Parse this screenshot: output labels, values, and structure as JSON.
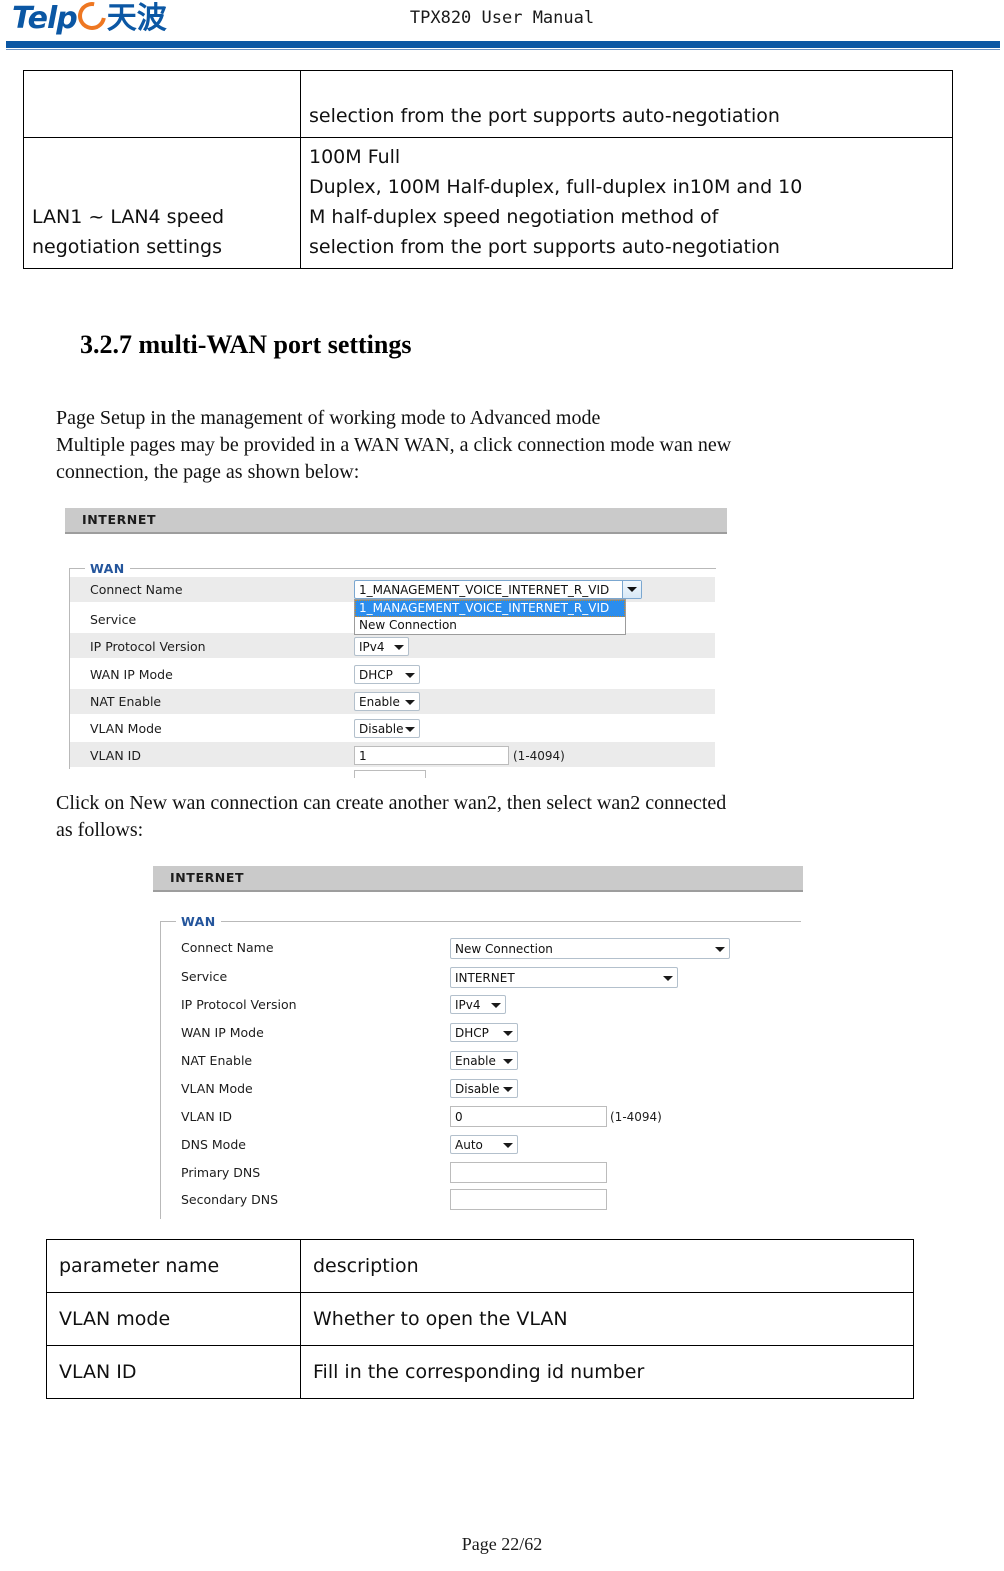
{
  "header": {
    "logo_text": "Telp",
    "logo_cn": "天波",
    "manual_title": "TPX820 User Manual",
    "brand_blue": "#0b57a4",
    "brand_orange": "#ee7722"
  },
  "spec_table": {
    "rows": [
      {
        "param": "",
        "desc_lines": [
          "selection from the port supports auto-negotiation"
        ]
      },
      {
        "param": "LAN1 ~ LAN4 speed negotiation settings",
        "desc_lines": [
          "100M Full",
          "Duplex, 100M Half-duplex, full-duplex in10M and 10",
          "M half-duplex speed negotiation method of",
          "selection from the port supports auto-negotiation"
        ]
      }
    ]
  },
  "section": {
    "heading": "3.2.7 multi-WAN port settings",
    "para_1_line_1": "Page Setup in the management of working mode to Advanced mode",
    "para_1_line_2": "Multiple pages may be provided in a WAN WAN, a click connection mode wan new",
    "para_1_line_3": "connection, the page as shown below:",
    "para_2_line_1": "Click on New wan connection can create another wan2, then select wan2 connected",
    "para_2_line_2": "as follows:"
  },
  "screenshot_1": {
    "title_bar": "INTERNET",
    "legend": "WAN",
    "rows": [
      {
        "label": "Connect Name",
        "value": "1_MANAGEMENT_VOICE_INTERNET_R_VID",
        "control": "select-open"
      },
      {
        "label": "Service",
        "value": "",
        "control": "hidden-by-dropdown"
      },
      {
        "label": "IP Protocol Version",
        "value": "IPv4",
        "control": "select"
      },
      {
        "label": "WAN IP Mode",
        "value": "DHCP",
        "control": "select"
      },
      {
        "label": "NAT Enable",
        "value": "Enable",
        "control": "select"
      },
      {
        "label": "VLAN Mode",
        "value": "Disable",
        "control": "select"
      },
      {
        "label": "VLAN ID",
        "value": "1",
        "control": "text",
        "hint": "(1-4094)"
      }
    ],
    "dropdown_options": [
      "1_MANAGEMENT_VOICE_INTERNET_R_VID",
      "New Connection"
    ],
    "dropdown_selected_index": 0
  },
  "screenshot_2": {
    "title_bar": "INTERNET",
    "legend": "WAN",
    "rows": [
      {
        "label": "Connect Name",
        "value": "New Connection",
        "control": "select"
      },
      {
        "label": "Service",
        "value": "INTERNET",
        "control": "select"
      },
      {
        "label": "IP Protocol Version",
        "value": "IPv4",
        "control": "select"
      },
      {
        "label": "WAN IP Mode",
        "value": "DHCP",
        "control": "select"
      },
      {
        "label": "NAT Enable",
        "value": "Enable",
        "control": "select"
      },
      {
        "label": "VLAN Mode",
        "value": "Disable",
        "control": "select"
      },
      {
        "label": "VLAN ID",
        "value": "0",
        "control": "text",
        "hint": "(1-4094)"
      },
      {
        "label": "DNS Mode",
        "value": "Auto",
        "control": "select"
      },
      {
        "label": "Primary DNS",
        "value": "",
        "control": "text"
      },
      {
        "label": "Secondary DNS",
        "value": "",
        "control": "text"
      }
    ]
  },
  "param_table": {
    "headers": [
      "parameter name",
      "description"
    ],
    "rows": [
      [
        "VLAN mode",
        "Whether to open the VLAN"
      ],
      [
        "VLAN ID",
        "Fill in the corresponding id number"
      ]
    ]
  },
  "footer": {
    "page_label": "Page 22/62"
  }
}
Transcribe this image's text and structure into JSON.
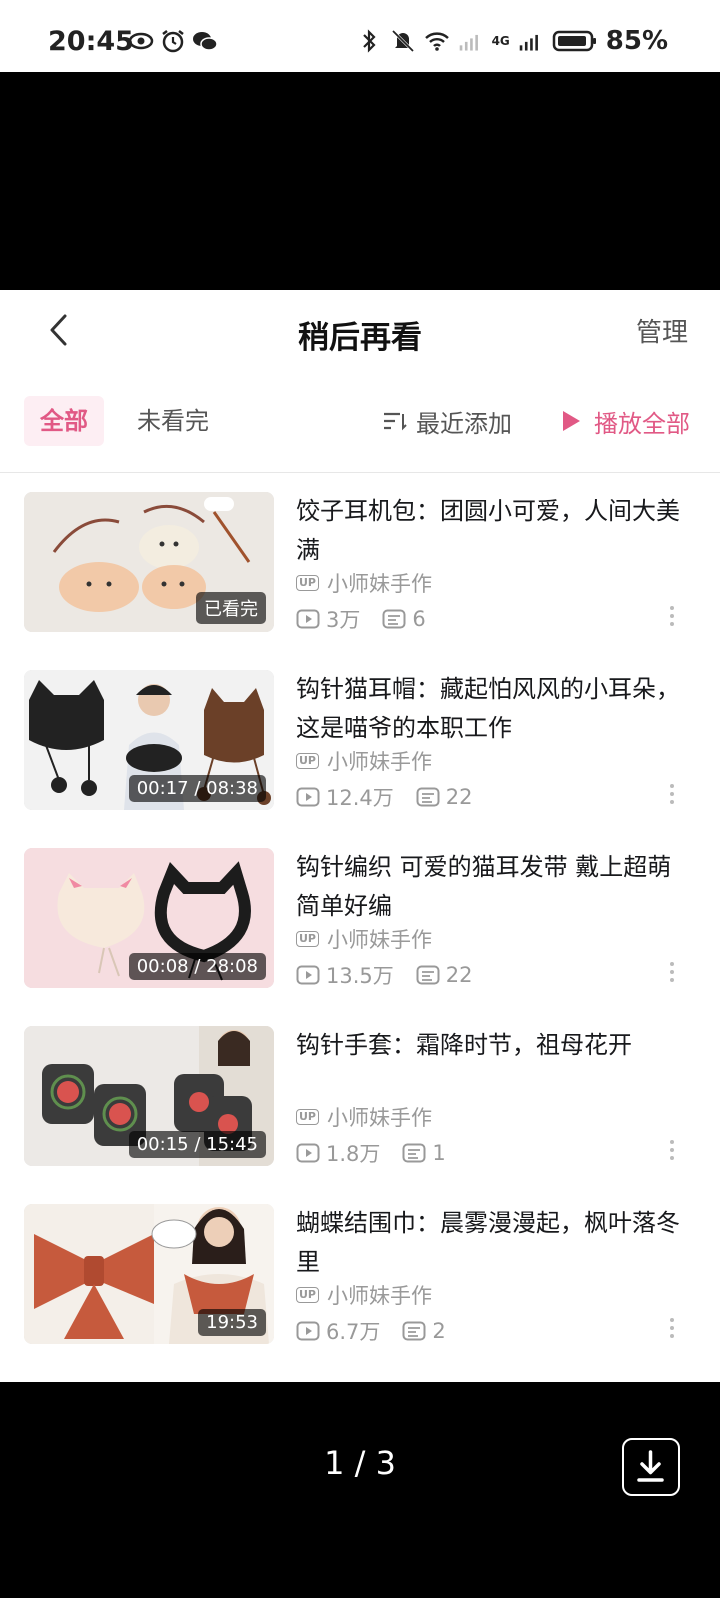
{
  "status_bar": {
    "time": "20:45",
    "battery": "85%",
    "network": "4G",
    "icons_left": [
      "eye-icon",
      "alarm-icon",
      "wechat-icon"
    ],
    "icons_right": [
      "bluetooth-icon",
      "mute-icon",
      "wifi-icon",
      "signal-icon",
      "battery-icon"
    ]
  },
  "header": {
    "title": "稍后再看",
    "manage": "管理"
  },
  "filters": {
    "all": "全部",
    "unfinished": "未看完",
    "sort": "最近添加",
    "play_all": "播放全部",
    "accent": "#e15985"
  },
  "videos": [
    {
      "title": "饺子耳机包：团圆小可爱，人间大美满",
      "uploader": "小师妹手作",
      "up_tag": "UP",
      "views": "3万",
      "danmaku": "6",
      "badge": "已看完"
    },
    {
      "title": "钩针猫耳帽：藏起怕风风的小耳朵，这是喵爷的本职工作",
      "uploader": "小师妹手作",
      "up_tag": "UP",
      "views": "12.4万",
      "danmaku": "22",
      "badge": "00:17 / 08:38"
    },
    {
      "title": "钩针编织 可爱的猫耳发带 戴上超萌简单好编",
      "uploader": "小师妹手作",
      "up_tag": "UP",
      "views": "13.5万",
      "danmaku": "22",
      "badge": "00:08 / 28:08"
    },
    {
      "title": "钩针手套：霜降时节，祖母花开",
      "uploader": "小师妹手作",
      "up_tag": "UP",
      "views": "1.8万",
      "danmaku": "1",
      "badge": "00:15 / 15:45"
    },
    {
      "title": "蝴蝶结围巾：晨雾漫漫起，枫叶落冬里",
      "uploader": "小师妹手作",
      "up_tag": "UP",
      "views": "6.7万",
      "danmaku": "2",
      "badge": "19:53"
    }
  ],
  "viewer": {
    "page": "1 / 3"
  }
}
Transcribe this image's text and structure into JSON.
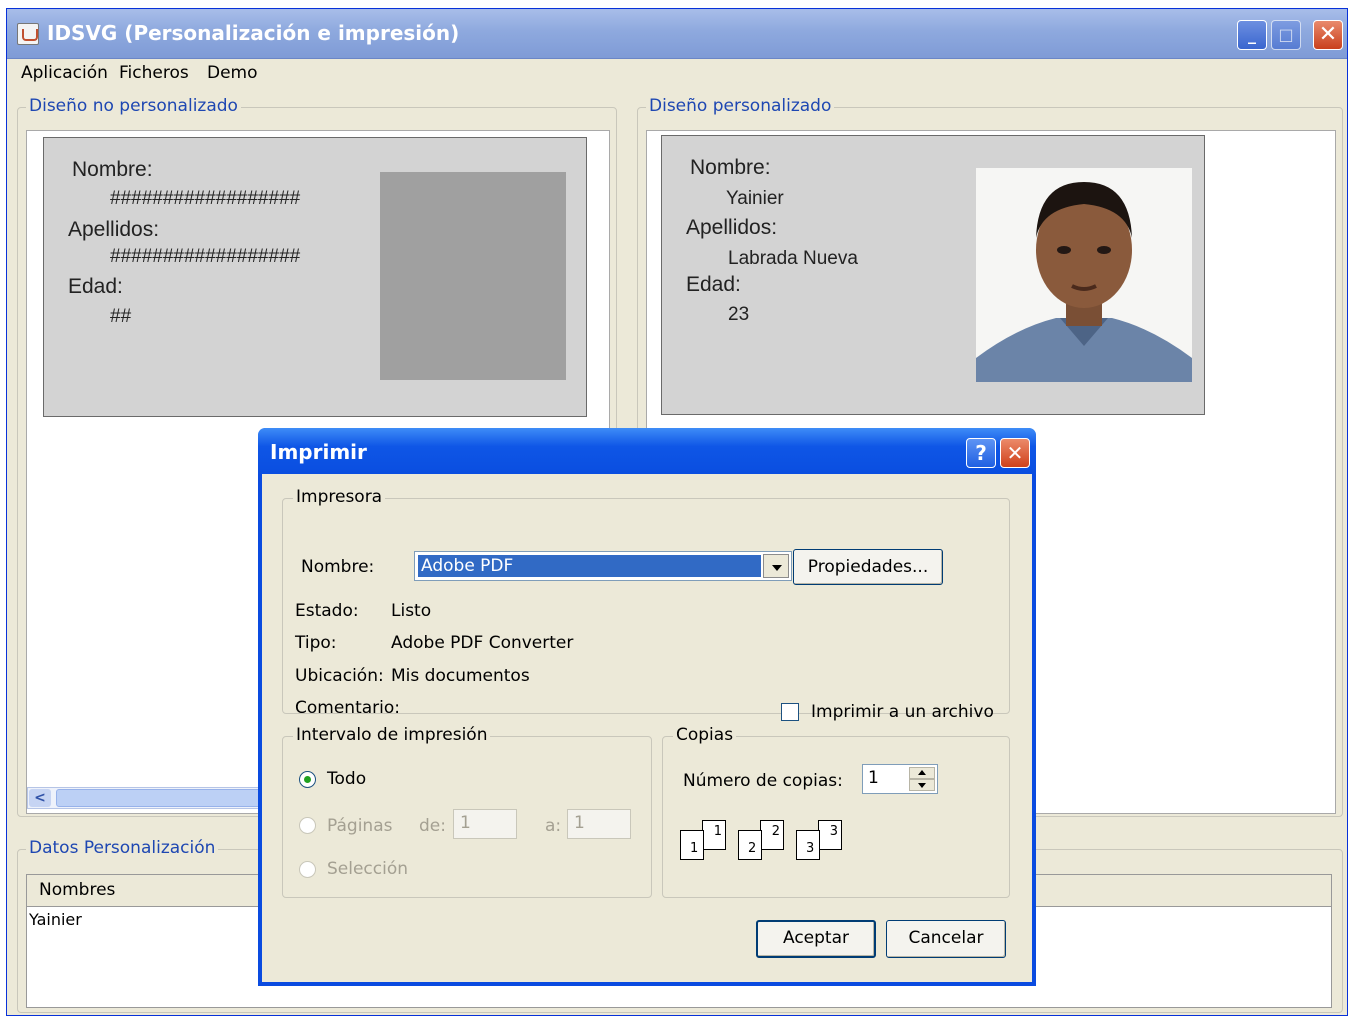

*****

_Written request_.
Extract the text of all the records above verbatim, excluding pictures.

_Exercise result_.
Parse this screenshot: output labels, values, and structure as JSON.
{
  "header": {
    "logo_text": "Telp",
    "logo_cn": "天波",
    "manual_title": "TPX820 User Manual",
    "brand_blue": "#0b57a4",
    "brand_orange": "#ee7722"
  },
  "spec_table": {
    "rows": [
      {
        "param": "",
        "desc_lines": [
          "selection from the port supports auto-negotiation"
        ]
      },
      {
        "param": "LAN1 ~ LAN4 speed negotiation settings",
        "desc_lines": [
          "100M Full",
          "Duplex, 100M Half-duplex, full-duplex in10M and 10",
          "M half-duplex speed negotiation method of",
          "selection from the port supports auto-negotiation"
        ]
      }
    ]
  },
  "section": {
    "heading": "3.2.7 multi-WAN port settings",
    "para_1_line_1": "Page Setup in the management of working mode to Advanced mode",
    "para_1_line_2": "Multiple pages may be provided in a WAN WAN, a click connection mode wan new",
    "para_1_line_3": "connection, the page as shown below:",
    "para_2_line_1": "Click on New wan connection can create another wan2, then select wan2 connected",
    "para_2_line_2": "as follows:"
  },
  "screenshot_1": {
    "title_bar": "INTERNET",
    "legend": "WAN",
    "rows": [
      {
        "label": "Connect Name",
        "value": "1_MANAGEMENT_VOICE_INTERNET_R_VID",
        "control": "select-open"
      },
      {
        "label": "Service",
        "value": "",
        "control": "hidden-by-dropdown"
      },
      {
        "label": "IP Protocol Version",
        "value": "IPv4",
        "control": "select"
      },
      {
        "label": "WAN IP Mode",
        "value": "DHCP",
        "control": "select"
      },
      {
        "label": "NAT Enable",
        "value": "Enable",
        "control": "select"
      },
      {
        "label": "VLAN Mode",
        "value": "Disable",
        "control": "select"
      },
      {
        "label": "VLAN ID",
        "value": "1",
        "control": "text",
        "hint": "(1-4094)"
      }
    ],
    "dropdown_options": [
      "1_MANAGEMENT_VOICE_INTERNET_R_VID",
      "New Connection"
    ],
    "dropdown_selected_index": 0
  },
  "screenshot_2": {
    "title_bar": "INTERNET",
    "legend": "WAN",
    "rows": [
      {
        "label": "Connect Name",
        "value": "New Connection",
        "control": "select"
      },
      {
        "label": "Service",
        "value": "INTERNET",
        "control": "select"
      },
      {
        "label": "IP Protocol Version",
        "value": "IPv4",
        "control": "select"
      },
      {
        "label": "WAN IP Mode",
        "value": "DHCP",
        "control": "select"
      },
      {
        "label": "NAT Enable",
        "value": "Enable",
        "control": "select"
      },
      {
        "label": "VLAN Mode",
        "value": "Disable",
        "control": "select"
      },
      {
        "label": "VLAN ID",
        "value": "0",
        "control": "text",
        "hint": "(1-4094)"
      },
      {
        "label": "DNS Mode",
        "value": "Auto",
        "control": "select"
      },
      {
        "label": "Primary DNS",
        "value": "",
        "control": "text"
      },
      {
        "label": "Secondary DNS",
        "value": "",
        "control": "text"
      }
    ]
  },
  "param_table": {
    "headers": [
      "parameter name",
      "description"
    ],
    "rows": [
      [
        "VLAN mode",
        "Whether to open the VLAN"
      ],
      [
        "VLAN ID",
        "Fill in the corresponding id number"
      ]
    ]
  },
  "footer": {
    "page_label": "Page 22/62"
  }
}
Transcribe this image's text and structure into JSON.
{
  "status_bar": {
    "time": "20:45",
    "battery": "85%",
    "network": "4G",
    "icons_left": [
      "eye-icon",
      "alarm-icon",
      "wechat-icon"
    ],
    "icons_right": [
      "bluetooth-icon",
      "mute-icon",
      "wifi-icon",
      "signal-icon",
      "battery-icon"
    ]
  },
  "header": {
    "title": "稍后再看",
    "manage": "管理"
  },
  "filters": {
    "all": "全部",
    "unfinished": "未看完",
    "sort": "最近添加",
    "play_all": "播放全部",
    "accent": "#e15985"
  },
  "videos": [
    {
      "title": "饺子耳机包：团圆小可爱，人间大美满",
      "uploader": "小师妹手作",
      "up_tag": "UP",
      "views": "3万",
      "danmaku": "6",
      "badge": "已看完"
    },
    {
      "title": "钩针猫耳帽：藏起怕风风的小耳朵，这是喵爷的本职工作",
      "uploader": "小师妹手作",
      "up_tag": "UP",
      "views": "12.4万",
      "danmaku": "22",
      "badge": "00:17 / 08:38"
    },
    {
      "title": "钩针编织 可爱的猫耳发带 戴上超萌简单好编",
      "uploader": "小师妹手作",
      "up_tag": "UP",
      "views": "13.5万",
      "danmaku": "22",
      "badge": "00:08 / 28:08"
    },
    {
      "title": "钩针手套：霜降时节，祖母花开",
      "uploader": "小师妹手作",
      "up_tag": "UP",
      "views": "1.8万",
      "danmaku": "1",
      "badge": "00:15 / 15:45"
    },
    {
      "title": "蝴蝶结围巾：晨雾漫漫起，枫叶落冬里",
      "uploader": "小师妹手作",
      "up_tag": "UP",
      "views": "6.7万",
      "danmaku": "2",
      "badge": "19:53"
    }
  ],
  "viewer": {
    "page": "1 / 3"
  }
}
Transcribe this image's text and structure into JSON.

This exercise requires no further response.